— Problem A —
In the interview with Sarina Dorie, in which two countries did she live where wearing masks when sick was common?
— Problem B —
Pick up the Sarina Dorie interview after its last sentence and keep writing it.

— Selected text —
▽

Uncanny Valley with Sarina Dorie

To celebrate the launch of Uncanny Valley: A Science Fiction Anthology we asked our authors four simple questions.

This time, we’re talking to Sarina Dorie, whose short story, “Quoth the Raven, Nevermore” is a humorous take on misinformation, media madness, and – of course – aliens.

What was the inspiration behind your short story?

There were several things that inspired this story: Edgar Allen Poe; my own hay fever being so bad and so long-lasting as I wrote this that I wondered if it would be better if it were like an infection that I could just get over; asking what-if questions like, “What if allergies were contagious?”; living in Japan and South Korea where it was common to wear masks when one was sick; and some of the mistranslations and cultural confusions that happened when I lived abroad. I actually wrote this story prior to Covid, but it seemed especially timely and more poignant after the pandemic started.

What does science fiction mean to you?

Science fiction and fantasy are ways to explore the mundane or ordinary problems in fantastical ways. Some of my favorite classic Star Trek episodes explore social issues, environmental issues, and politics in a way that make the topics approachable. I like to think I often do the same thing with my science fiction and fantasy stories and novels—and with humor.

What’s your favorite science fiction artwork, book, or film?

△

— Data under study —
▽

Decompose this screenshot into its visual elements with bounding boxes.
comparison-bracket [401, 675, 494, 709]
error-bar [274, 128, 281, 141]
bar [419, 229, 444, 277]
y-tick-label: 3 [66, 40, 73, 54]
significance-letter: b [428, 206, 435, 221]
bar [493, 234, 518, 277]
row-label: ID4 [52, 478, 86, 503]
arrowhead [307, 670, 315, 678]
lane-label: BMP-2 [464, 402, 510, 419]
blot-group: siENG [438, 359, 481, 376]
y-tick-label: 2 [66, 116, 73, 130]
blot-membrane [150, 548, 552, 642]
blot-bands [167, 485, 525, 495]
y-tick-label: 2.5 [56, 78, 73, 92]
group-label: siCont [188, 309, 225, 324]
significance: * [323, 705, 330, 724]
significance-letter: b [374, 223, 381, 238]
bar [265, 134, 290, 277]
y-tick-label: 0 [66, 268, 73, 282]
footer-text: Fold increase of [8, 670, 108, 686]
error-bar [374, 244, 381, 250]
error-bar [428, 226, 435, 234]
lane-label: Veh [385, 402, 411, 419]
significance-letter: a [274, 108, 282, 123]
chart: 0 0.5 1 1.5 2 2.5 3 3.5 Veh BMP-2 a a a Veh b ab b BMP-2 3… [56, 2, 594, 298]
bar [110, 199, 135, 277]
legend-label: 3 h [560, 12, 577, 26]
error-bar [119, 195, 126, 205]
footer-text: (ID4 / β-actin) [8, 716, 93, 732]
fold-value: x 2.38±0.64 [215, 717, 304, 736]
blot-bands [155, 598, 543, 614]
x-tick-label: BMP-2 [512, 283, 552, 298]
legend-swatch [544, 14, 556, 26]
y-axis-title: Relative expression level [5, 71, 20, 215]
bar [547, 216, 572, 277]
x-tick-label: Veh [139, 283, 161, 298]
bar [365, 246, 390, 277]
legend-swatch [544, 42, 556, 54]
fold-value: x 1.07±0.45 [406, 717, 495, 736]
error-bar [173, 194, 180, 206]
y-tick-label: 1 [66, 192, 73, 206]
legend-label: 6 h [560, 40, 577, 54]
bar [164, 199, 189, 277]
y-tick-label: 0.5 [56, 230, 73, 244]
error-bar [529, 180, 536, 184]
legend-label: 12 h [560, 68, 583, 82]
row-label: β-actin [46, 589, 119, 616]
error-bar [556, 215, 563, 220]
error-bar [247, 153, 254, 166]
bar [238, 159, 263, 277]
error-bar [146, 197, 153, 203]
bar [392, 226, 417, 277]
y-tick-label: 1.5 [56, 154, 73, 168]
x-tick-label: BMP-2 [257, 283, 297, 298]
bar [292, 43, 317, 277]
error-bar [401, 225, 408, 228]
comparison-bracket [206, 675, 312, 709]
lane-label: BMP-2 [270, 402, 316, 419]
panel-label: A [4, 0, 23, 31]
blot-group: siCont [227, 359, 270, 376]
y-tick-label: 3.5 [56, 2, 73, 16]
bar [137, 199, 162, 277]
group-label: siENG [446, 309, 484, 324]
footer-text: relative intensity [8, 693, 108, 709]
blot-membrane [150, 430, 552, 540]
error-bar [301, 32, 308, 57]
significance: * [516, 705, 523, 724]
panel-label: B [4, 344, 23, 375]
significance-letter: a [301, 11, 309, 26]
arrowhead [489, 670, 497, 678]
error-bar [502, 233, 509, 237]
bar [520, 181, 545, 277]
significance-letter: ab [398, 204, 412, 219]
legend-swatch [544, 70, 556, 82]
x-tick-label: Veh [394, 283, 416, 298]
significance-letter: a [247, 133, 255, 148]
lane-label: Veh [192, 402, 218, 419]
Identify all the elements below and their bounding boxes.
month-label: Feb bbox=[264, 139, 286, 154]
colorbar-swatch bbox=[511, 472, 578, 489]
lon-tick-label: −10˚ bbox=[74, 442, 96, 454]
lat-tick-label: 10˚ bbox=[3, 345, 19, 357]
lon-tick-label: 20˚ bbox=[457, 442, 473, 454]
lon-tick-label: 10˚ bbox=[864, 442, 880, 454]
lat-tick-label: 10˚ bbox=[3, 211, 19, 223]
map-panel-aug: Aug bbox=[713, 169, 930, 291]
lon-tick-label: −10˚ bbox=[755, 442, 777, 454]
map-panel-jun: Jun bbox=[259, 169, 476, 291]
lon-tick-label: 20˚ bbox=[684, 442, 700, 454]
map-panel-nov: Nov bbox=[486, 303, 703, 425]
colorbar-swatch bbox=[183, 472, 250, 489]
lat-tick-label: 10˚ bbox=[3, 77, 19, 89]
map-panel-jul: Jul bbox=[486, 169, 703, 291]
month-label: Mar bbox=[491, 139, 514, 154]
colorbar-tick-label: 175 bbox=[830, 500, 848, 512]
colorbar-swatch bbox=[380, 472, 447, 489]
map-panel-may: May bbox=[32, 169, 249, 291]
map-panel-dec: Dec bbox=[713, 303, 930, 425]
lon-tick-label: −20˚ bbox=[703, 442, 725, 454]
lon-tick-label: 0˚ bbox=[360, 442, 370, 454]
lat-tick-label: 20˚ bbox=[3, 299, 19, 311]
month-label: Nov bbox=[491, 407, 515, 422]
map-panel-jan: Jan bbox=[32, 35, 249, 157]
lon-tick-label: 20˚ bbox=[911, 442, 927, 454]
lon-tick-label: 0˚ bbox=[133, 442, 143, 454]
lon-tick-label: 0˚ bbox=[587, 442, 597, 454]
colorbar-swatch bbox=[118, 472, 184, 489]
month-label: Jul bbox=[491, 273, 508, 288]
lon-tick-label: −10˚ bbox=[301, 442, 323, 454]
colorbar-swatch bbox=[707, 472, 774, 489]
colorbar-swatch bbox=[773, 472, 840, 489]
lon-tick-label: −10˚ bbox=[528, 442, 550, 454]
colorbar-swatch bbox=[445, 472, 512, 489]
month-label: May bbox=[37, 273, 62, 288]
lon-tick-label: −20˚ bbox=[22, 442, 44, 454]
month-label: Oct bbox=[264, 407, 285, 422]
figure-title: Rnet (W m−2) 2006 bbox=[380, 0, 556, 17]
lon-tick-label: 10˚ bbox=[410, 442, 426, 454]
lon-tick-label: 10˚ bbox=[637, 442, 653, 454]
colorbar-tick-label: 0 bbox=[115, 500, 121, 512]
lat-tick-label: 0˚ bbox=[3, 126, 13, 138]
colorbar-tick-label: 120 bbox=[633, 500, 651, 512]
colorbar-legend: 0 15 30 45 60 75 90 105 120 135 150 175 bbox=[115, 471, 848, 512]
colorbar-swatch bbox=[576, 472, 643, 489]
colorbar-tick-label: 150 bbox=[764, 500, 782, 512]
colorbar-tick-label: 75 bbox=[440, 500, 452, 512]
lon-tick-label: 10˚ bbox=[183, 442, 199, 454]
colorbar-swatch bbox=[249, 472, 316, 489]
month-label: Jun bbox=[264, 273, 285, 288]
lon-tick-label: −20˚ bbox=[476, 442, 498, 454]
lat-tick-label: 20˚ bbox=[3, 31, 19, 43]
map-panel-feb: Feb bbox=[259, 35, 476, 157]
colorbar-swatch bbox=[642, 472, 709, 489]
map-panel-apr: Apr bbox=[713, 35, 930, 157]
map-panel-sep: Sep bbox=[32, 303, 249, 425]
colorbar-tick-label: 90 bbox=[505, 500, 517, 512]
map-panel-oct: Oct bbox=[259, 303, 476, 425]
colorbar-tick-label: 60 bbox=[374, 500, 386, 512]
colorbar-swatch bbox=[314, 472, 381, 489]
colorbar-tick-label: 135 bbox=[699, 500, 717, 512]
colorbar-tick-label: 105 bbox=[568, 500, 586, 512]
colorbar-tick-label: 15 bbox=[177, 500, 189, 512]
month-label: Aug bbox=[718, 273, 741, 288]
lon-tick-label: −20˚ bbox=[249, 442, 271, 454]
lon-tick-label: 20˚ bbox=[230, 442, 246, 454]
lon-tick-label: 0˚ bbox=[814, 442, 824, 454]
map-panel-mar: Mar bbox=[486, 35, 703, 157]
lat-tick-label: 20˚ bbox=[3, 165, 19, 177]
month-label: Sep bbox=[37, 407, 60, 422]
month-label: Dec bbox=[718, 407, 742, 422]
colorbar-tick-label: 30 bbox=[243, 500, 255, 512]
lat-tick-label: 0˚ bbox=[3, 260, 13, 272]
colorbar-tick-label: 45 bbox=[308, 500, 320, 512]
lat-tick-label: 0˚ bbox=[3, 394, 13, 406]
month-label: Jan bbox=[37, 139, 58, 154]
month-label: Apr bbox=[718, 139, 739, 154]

△

— Exercise result A —
Japan and South Korea.

— Exercise result B —
Do I have to pick one?

As a teenager I read a lot of Anne McCaffrey, Ursula K. Le Guin, and Kate Wilhelm. I also read every Star Trek universe novel I could get my hands on.

Among contemporary authors I love Laini Taylor, Patricia Briggs, J.K. Rowling, Jim Butcher, Charlaine Harris, Donna Boyd (who wrote The Passion and The Promise and I can’t believe no one has read), Mary Robinette Kowal, and Peter David. I love Laini Taylor for her storytelling, humor, beautiful imagery and characters. I am hypnotized by J.K Rowling’s world.

Androids or Aliens?

It depends. Is this for friendship or as villains? I like both, but in this story, the science fiction element was the alien. I think both androids and aliens can be interesting tools for exploring cultural differences and confusion. I write a lot of fantasy, as well, so lately I have had a love/hate relationship with witches and ghouls in Womby’s School for Wayward Witches and the spin-off series.